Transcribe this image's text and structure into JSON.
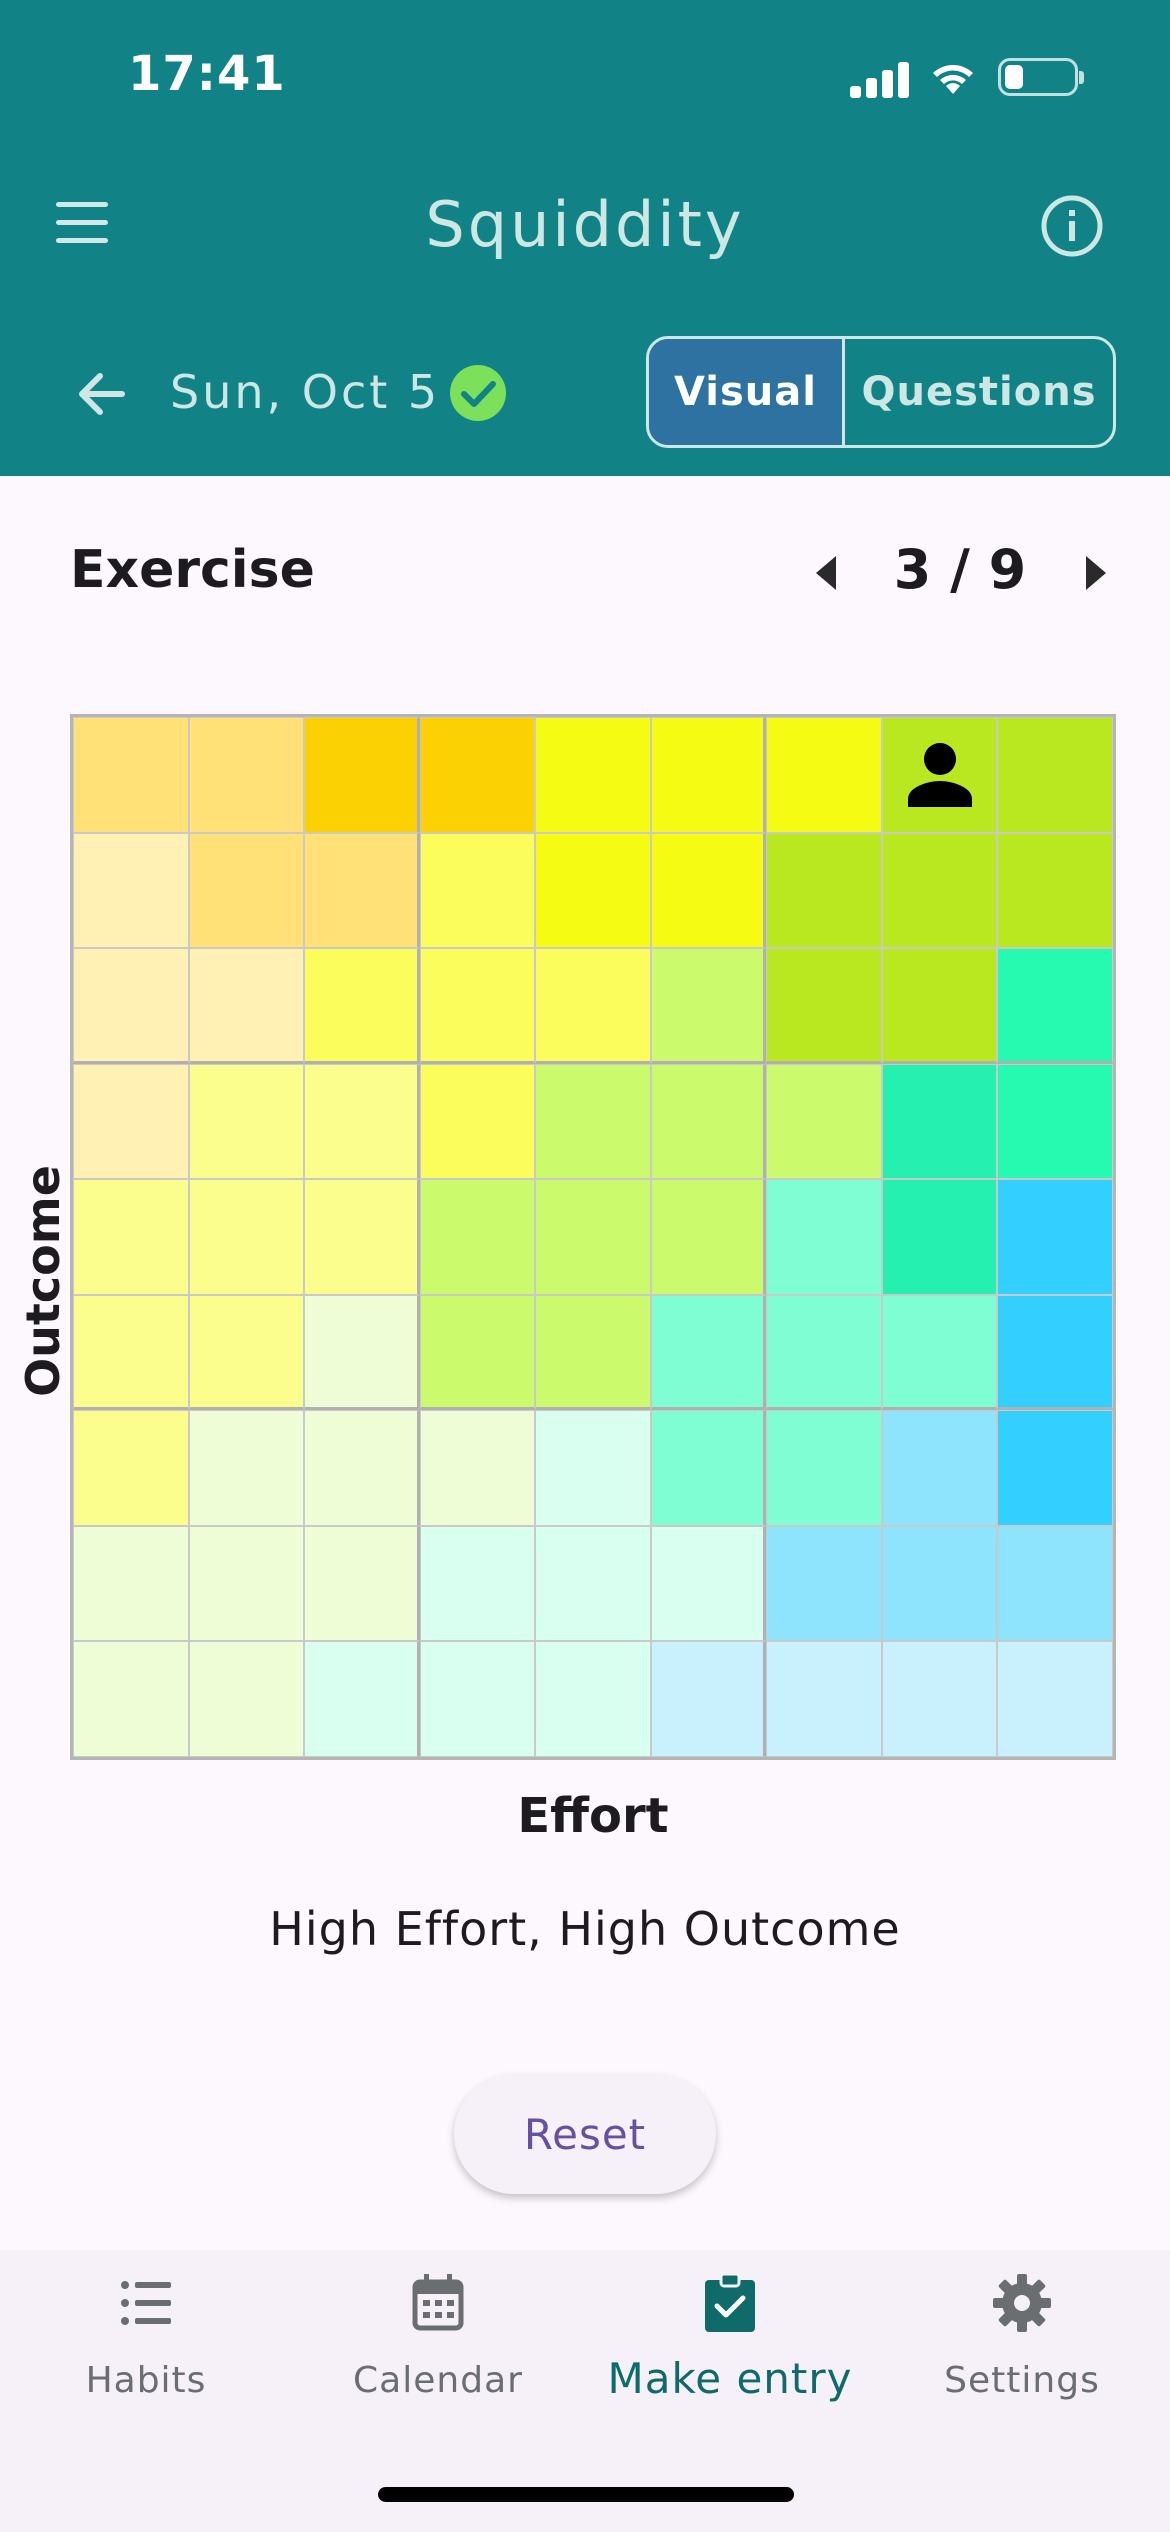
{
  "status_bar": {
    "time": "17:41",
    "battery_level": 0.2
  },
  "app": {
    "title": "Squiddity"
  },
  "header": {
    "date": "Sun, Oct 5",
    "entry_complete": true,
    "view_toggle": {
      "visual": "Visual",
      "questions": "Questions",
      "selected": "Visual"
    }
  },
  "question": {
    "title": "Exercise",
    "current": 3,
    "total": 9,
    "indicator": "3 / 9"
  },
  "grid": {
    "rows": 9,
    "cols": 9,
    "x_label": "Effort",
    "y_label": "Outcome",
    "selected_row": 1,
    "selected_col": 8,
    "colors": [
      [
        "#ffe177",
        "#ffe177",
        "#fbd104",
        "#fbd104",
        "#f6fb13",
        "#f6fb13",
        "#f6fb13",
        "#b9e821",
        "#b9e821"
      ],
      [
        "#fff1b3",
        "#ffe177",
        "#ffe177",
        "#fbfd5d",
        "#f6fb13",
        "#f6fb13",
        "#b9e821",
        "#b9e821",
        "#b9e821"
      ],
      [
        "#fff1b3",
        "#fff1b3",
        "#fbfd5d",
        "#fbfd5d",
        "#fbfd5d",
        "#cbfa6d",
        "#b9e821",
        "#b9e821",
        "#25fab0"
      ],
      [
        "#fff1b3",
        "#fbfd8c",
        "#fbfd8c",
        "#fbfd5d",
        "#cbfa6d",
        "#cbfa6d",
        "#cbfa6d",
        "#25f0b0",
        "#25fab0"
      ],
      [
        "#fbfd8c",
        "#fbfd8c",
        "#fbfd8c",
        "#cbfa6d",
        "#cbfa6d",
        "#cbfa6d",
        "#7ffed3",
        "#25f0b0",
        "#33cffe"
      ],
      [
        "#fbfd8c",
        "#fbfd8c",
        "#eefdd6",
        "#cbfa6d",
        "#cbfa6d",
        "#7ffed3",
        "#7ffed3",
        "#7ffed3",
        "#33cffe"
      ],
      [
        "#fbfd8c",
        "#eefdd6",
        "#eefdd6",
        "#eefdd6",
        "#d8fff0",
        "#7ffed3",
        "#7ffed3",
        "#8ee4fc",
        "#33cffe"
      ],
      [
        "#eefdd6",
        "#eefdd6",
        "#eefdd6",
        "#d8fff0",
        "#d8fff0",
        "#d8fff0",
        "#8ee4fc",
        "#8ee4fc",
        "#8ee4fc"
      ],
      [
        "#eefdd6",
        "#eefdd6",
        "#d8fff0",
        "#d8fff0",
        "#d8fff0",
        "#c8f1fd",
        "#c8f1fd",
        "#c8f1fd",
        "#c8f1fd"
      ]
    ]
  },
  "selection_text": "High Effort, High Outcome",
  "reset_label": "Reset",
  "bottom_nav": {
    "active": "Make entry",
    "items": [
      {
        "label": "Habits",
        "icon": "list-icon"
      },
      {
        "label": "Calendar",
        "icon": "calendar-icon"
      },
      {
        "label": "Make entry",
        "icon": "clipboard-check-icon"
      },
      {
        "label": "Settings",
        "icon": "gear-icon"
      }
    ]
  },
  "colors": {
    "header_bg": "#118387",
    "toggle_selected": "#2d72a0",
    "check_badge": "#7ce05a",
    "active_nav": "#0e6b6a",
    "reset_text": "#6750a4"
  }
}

_What you have to do_:
For the listing above, give the number of lines in which the string "Outcome" occurs, and nothing else.

_Exercise solution_:
2